What the task asks
Set the following entries down again exactly, line by line.

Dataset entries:
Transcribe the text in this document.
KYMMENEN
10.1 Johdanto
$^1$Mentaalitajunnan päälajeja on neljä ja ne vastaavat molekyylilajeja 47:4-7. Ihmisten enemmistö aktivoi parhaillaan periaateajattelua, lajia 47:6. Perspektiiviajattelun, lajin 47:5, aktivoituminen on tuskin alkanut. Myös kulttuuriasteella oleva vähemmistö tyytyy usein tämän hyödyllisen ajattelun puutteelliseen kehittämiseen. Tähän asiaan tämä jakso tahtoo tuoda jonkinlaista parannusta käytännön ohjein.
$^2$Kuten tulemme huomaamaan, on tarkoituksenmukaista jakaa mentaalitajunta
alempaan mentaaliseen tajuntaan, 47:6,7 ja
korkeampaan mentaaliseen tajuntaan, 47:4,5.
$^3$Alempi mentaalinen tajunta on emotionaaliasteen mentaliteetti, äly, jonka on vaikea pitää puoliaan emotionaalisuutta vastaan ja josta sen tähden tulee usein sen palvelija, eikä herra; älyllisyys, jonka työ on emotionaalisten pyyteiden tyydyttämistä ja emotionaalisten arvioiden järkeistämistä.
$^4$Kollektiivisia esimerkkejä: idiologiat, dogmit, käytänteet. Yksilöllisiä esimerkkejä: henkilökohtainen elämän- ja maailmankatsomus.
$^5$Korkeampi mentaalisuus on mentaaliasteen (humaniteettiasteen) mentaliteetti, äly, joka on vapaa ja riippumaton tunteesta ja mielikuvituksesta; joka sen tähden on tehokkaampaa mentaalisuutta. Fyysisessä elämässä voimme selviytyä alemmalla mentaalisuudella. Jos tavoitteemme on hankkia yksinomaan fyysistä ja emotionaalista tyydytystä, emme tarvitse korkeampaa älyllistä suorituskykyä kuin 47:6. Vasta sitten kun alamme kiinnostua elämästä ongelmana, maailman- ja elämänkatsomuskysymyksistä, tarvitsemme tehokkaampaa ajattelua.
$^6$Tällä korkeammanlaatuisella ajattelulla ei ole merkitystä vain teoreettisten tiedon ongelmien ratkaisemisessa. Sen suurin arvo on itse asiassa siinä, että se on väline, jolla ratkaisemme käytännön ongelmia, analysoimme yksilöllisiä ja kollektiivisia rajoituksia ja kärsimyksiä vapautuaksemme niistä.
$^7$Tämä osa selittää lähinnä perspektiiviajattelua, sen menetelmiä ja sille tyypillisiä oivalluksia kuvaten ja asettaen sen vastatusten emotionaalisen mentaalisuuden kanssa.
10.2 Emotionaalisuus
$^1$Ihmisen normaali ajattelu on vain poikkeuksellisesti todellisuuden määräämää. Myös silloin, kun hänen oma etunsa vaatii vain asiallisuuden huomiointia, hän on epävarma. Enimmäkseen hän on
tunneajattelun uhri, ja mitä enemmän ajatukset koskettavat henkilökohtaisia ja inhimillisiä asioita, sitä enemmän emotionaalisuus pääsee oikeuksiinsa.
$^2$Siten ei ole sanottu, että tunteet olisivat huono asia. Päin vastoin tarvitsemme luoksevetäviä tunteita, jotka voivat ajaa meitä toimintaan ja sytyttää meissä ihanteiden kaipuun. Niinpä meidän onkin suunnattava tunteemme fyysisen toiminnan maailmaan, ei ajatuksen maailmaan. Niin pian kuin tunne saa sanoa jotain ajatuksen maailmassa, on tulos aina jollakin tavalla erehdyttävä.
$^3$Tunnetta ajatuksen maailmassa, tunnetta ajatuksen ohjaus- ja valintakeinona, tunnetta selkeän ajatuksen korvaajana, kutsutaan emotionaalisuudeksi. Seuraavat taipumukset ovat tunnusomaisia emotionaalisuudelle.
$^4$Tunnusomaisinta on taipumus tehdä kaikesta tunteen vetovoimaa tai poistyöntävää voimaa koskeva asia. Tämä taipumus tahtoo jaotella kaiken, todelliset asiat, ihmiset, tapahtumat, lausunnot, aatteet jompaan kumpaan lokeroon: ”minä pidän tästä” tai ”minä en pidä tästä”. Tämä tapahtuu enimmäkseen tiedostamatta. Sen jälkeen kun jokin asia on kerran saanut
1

Final answer
Transcribe the text in this document.
KYMMENEN
10.1 Johdanto
$^1$Mentaalitajunnan päälajeja on neljä ja ne vastaavat molekyylilajeja 47:4-7. Ihmisten enemmistö aktivoi parhaillaan periaateajattelua, lajia 47:6. Perspektiiviajattelun, lajin 47:5, aktivoituminen on tuskin alkanut. Myös kulttuuriasteella oleva vähemmistö tyytyy usein tämän hyödyllisen ajattelun puutteelliseen kehittämiseen. Tähän asiaan tämä jakso tahtoo tuoda jonkinlaista parannusta käytännön ohjein.
$^2$Kuten tulemme huomaamaan, on tarkoituksenmukaista jakaa mentaalitajunta
alempaan mentaaliseen tajuntaan, 47:6,7 ja
korkeampaan mentaaliseen tajuntaan, 47:4,5.
$^3$Alempi mentaalinen tajunta on emotionaaliasteen mentaliteetti, äly, jonka on vaikea pitää puoliaan emotionaalisuutta vastaan ja josta sen tähden tulee usein sen palvelija, eikä herra; älyllisyys, jonka työ on emotionaalisten pyyteiden tyydyttämistä ja emotionaalisten arvioiden järkeistämistä.
$^4$Kollektiivisia esimerkkejä: idiologiat, dogmit, käytänteet. Yksilöllisiä esimerkkejä: henkilökohtainen elämän- ja maailmankatsomus.
$^5$Korkeampi mentaalisuus on mentaaliasteen (humaniteettiasteen) mentaliteetti, äly, joka on vapaa ja riippumaton tunteesta ja mielikuvituksesta; joka sen tähden on tehokkaampaa mentaalisuutta. Fyysisessä elämässä voimme selviytyä alemmalla mentaalisuudella. Jos tavoitteemme on hankkia yksinomaan fyysistä ja emotionaalista tyydytystä, emme tarvitse korkeampaa älyllistä suorituskykyä kuin 47:6. Vasta sitten kun alamme kiinnostua elämästä ongelmana, maailman- ja elämänkatsomuskysymyksistä, tarvitsemme tehokkaampaa ajattelua.
$^6$Tällä korkeammanlaatuisella ajattelulla ei ole merkitystä vain teoreettisten tiedon ongelmien ratkaisemisessa. Sen suurin arvo on itse asiassa siinä, että se on väline, jolla ratkaisemme käytännön ongelmia, analysoimme yksilöllisiä ja kollektiivisia rajoituksia ja kärsimyksiä vapautuaksemme niistä.
$^7$Tämä osa selittää lähinnä perspektiiviajattelua, sen menetelmiä ja sille tyypillisiä oivalluksia kuvaten ja asettaen sen vastatusten emotionaalisen mentaalisuuden kanssa.
10.2 Emotionaalisuus
$^1$Ihmisen normaali ajattelu on vain poikkeuksellisesti todellisuuden määräämää. Myös silloin, kun hänen oma etunsa vaatii vain asiallisuuden huomiointia, hän on epävarma. Enimmäkseen hän on
tunneajattelun uhri, ja mitä enemmän ajatukset koskettavat henkilökohtaisia ja inhimillisiä asioita, sitä enemmän emotionaalisuus pääsee oikeuksiinsa.
$^2$Siten ei ole sanottu, että tunteet olisivat huono asia. Päin vastoin tarvitsemme luoksevetäviä tunteita, jotka voivat ajaa meitä toimintaan ja sytyttää meissä ihanteiden kaipuun. Niinpä meidän onkin suunnattava tunteemme fyysisen toiminnan maailmaan, ei ajatuksen maailmaan. Niin pian kuin tunne saa sanoa jotain ajatuksen maailmassa, on tulos aina jollakin tavalla erehdyttävä.
$^3$Tunnetta ajatuksen maailmassa, tunnetta ajatuksen ohjaus- ja valintakeinona, tunnetta selkeän ajatuksen korvaajana, kutsutaan emotionaalisuudeksi. Seuraavat taipumukset ovat tunnusomaisia emotionaalisuudelle.
$^4$Tunnusomaisinta on taipumus tehdä kaikesta tunteen vetovoimaa tai poistyöntävää voimaa koskeva asia. Tämä taipumus tahtoo jaotella kaiken, todelliset asiat, ihmiset, tapahtumat, lausunnot, aatteet jompaan kumpaan lokeroon: ”minä pidän tästä” tai ”minä en pidä tästä”. Tämä tapahtuu enimmäkseen tiedostamatta. Sen jälkeen kun jokin asia on kerran saanut
1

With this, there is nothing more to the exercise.